A run of records
━━━━━━━━━━━━━━━━━━━━━━━━━━━━━━

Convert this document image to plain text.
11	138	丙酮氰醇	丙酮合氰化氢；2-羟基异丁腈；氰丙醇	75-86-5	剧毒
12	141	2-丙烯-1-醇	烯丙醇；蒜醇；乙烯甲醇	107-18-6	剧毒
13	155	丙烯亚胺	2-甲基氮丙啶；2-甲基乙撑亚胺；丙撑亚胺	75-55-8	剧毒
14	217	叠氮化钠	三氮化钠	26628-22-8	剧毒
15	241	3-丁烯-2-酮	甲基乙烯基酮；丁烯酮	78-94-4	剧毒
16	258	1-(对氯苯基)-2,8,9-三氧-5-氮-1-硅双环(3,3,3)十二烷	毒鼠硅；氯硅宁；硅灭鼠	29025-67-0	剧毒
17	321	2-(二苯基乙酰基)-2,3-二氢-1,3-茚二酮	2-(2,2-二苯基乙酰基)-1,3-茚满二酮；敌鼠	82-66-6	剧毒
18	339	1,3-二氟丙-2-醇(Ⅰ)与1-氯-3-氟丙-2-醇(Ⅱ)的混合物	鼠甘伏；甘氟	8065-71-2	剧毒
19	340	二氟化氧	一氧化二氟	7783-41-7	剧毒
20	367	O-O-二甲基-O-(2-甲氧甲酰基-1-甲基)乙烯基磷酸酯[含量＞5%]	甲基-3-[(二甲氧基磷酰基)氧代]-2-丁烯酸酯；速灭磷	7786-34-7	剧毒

━━━━━━━━━━━━━━━━━━━━━━━━━━━━━━

## TASK PROMPT
Exactly as written above, please repeat the entries.

## TASK OUTPUT
Convert this document image to plain text.
11	138	丙酮氰醇	丙酮合氰化氢；2-羟基异丁腈；氰丙醇	75-86-5	剧毒
12	141	2-丙烯-1-醇	烯丙醇；蒜醇；乙烯甲醇	107-18-6	剧毒
13	155	丙烯亚胺	2-甲基氮丙啶；2-甲基乙撑亚胺；丙撑亚胺	75-55-8	剧毒
14	217	叠氮化钠	三氮化钠	26628-22-8	剧毒
15	241	3-丁烯-2-酮	甲基乙烯基酮；丁烯酮	78-94-4	剧毒
16	258	1-(对氯苯基)-2,8,9-三氧-5-氮-1-硅双环(3,3,3)十二烷	毒鼠硅；氯硅宁；硅灭鼠	29025-67-0	剧毒
17	321	2-(二苯基乙酰基)-2,3-二氢-1,3-茚二酮	2-(2,2-二苯基乙酰基)-1,3-茚满二酮；敌鼠	82-66-6	剧毒
18	339	1,3-二氟丙-2-醇(Ⅰ)与1-氯-3-氟丙-2-醇(Ⅱ)的混合物	鼠甘伏；甘氟	8065-71-2	剧毒
19	340	二氟化氧	一氧化二氟	7783-41-7	剧毒
20	367	O-O-二甲基-O-(2-甲氧甲酰基-1-甲基)乙烯基磷酸酯[含量＞5%]	甲基-3-[(二甲氧基磷酰基)氧代]-2-丁烯酸酯；速灭磷	7786-34-7	剧毒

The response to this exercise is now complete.